Given task
Scan the data for "flag" and copy the lines it appears in.

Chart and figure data

##############################

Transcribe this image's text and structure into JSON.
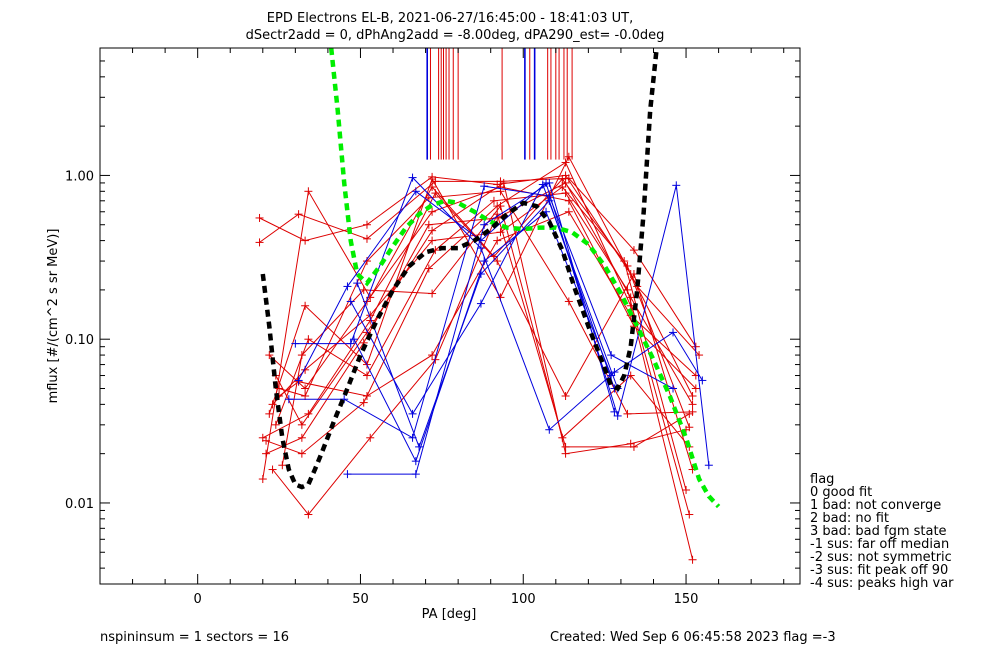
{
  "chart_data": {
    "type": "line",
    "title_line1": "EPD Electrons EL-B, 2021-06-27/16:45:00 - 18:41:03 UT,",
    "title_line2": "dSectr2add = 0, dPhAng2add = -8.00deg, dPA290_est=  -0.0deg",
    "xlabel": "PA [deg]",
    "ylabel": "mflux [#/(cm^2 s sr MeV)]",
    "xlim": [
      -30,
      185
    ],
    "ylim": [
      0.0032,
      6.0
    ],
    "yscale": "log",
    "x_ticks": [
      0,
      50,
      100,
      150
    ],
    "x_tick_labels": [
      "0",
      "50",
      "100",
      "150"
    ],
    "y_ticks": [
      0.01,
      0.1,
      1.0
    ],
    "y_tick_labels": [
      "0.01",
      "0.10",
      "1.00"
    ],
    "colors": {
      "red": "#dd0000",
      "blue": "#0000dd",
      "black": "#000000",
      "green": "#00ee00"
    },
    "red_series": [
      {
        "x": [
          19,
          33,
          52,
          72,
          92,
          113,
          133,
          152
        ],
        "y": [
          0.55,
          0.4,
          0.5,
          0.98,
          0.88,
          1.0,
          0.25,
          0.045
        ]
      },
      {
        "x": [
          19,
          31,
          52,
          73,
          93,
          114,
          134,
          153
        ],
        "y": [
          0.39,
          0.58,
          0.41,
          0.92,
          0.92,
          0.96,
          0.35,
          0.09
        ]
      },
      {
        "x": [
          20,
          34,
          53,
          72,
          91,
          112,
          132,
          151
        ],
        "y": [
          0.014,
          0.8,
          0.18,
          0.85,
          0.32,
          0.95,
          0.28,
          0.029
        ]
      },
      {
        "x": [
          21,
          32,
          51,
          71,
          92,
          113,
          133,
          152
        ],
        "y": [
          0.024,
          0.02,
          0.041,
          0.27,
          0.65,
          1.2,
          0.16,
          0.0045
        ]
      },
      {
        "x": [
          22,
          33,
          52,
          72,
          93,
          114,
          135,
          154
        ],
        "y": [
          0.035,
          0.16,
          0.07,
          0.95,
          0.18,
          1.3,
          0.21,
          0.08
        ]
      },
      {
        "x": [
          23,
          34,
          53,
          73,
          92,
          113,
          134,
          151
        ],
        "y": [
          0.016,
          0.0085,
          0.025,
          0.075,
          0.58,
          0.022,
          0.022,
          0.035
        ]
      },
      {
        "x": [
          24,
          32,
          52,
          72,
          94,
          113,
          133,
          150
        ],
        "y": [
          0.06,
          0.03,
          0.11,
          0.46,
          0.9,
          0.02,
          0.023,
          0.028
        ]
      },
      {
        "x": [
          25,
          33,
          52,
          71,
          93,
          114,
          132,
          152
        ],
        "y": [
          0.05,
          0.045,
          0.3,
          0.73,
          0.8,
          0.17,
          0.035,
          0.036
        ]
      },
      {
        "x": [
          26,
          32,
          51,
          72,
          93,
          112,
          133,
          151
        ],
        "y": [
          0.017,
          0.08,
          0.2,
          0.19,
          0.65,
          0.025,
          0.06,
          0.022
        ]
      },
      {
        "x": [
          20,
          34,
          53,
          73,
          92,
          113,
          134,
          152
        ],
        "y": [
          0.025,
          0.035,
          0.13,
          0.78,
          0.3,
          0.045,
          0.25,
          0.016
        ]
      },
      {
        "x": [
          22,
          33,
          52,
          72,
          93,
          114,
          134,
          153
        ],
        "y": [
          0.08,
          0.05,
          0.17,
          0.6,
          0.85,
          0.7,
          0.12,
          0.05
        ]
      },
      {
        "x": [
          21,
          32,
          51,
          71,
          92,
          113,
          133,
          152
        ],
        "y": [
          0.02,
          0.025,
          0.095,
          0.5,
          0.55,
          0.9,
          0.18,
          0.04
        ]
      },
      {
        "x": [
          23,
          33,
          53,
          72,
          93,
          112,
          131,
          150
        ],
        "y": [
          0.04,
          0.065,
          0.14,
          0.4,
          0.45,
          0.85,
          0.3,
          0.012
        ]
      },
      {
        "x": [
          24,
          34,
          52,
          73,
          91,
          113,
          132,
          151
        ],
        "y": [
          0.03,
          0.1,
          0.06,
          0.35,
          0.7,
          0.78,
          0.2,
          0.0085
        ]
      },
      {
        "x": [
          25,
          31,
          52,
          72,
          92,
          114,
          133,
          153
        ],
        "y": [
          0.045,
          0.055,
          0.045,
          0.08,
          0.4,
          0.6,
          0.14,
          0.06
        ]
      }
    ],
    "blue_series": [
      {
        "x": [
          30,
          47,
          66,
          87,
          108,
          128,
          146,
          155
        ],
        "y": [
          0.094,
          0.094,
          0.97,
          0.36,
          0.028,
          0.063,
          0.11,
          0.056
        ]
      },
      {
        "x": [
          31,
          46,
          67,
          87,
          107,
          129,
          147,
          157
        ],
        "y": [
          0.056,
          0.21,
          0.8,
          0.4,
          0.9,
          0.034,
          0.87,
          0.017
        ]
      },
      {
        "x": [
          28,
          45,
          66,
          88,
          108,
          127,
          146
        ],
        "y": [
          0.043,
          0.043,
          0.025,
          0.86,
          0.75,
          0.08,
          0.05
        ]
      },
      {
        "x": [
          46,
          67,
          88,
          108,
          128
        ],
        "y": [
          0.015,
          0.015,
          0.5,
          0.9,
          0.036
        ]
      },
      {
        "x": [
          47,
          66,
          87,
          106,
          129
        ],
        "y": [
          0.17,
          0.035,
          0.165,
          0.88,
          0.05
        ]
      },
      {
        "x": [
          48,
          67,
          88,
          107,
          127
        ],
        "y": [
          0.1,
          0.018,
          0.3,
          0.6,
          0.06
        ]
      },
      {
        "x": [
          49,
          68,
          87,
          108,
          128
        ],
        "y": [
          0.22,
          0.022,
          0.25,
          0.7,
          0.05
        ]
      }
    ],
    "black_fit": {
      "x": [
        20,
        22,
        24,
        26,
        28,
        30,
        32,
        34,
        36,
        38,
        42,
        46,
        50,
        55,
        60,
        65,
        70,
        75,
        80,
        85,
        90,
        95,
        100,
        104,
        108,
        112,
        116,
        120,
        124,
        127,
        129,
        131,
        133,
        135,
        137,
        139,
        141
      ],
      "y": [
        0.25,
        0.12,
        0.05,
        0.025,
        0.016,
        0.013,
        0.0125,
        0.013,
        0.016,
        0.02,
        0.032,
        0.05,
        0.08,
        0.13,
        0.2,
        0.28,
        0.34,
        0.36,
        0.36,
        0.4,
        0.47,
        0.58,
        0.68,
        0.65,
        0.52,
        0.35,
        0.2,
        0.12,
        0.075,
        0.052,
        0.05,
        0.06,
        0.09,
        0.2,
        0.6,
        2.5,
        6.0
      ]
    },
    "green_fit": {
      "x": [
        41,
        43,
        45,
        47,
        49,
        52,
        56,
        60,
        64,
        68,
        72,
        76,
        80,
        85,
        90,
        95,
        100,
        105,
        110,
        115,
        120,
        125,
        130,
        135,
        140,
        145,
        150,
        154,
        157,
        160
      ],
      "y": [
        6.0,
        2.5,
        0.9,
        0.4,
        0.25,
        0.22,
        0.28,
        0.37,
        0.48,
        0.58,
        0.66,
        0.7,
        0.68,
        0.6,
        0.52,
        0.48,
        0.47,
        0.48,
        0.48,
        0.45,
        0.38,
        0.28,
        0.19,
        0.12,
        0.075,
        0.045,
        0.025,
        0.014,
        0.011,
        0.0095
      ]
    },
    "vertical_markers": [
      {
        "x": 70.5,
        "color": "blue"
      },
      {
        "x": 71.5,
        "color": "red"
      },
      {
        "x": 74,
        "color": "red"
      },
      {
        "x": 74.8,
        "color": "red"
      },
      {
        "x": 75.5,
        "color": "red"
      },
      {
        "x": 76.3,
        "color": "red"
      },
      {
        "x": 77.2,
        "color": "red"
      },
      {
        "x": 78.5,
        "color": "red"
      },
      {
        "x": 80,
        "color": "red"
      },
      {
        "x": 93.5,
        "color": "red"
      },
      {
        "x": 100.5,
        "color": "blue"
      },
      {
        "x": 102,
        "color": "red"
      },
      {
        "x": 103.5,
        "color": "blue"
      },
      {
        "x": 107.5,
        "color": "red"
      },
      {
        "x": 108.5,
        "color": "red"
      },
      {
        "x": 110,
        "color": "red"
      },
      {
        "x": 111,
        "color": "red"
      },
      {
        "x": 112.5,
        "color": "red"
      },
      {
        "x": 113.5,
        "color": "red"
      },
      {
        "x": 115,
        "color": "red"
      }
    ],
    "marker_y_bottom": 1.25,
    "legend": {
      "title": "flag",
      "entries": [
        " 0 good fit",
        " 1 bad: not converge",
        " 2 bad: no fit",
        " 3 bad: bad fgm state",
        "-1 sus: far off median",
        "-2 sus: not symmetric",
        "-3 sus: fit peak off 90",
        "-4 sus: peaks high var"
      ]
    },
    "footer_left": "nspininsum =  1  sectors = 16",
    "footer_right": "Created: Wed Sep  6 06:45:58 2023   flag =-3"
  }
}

##############################

Response to this task
      "title": "flag",
    "footer_right": "Created: Wed Sep  6 06:45:58 2023   flag =-3"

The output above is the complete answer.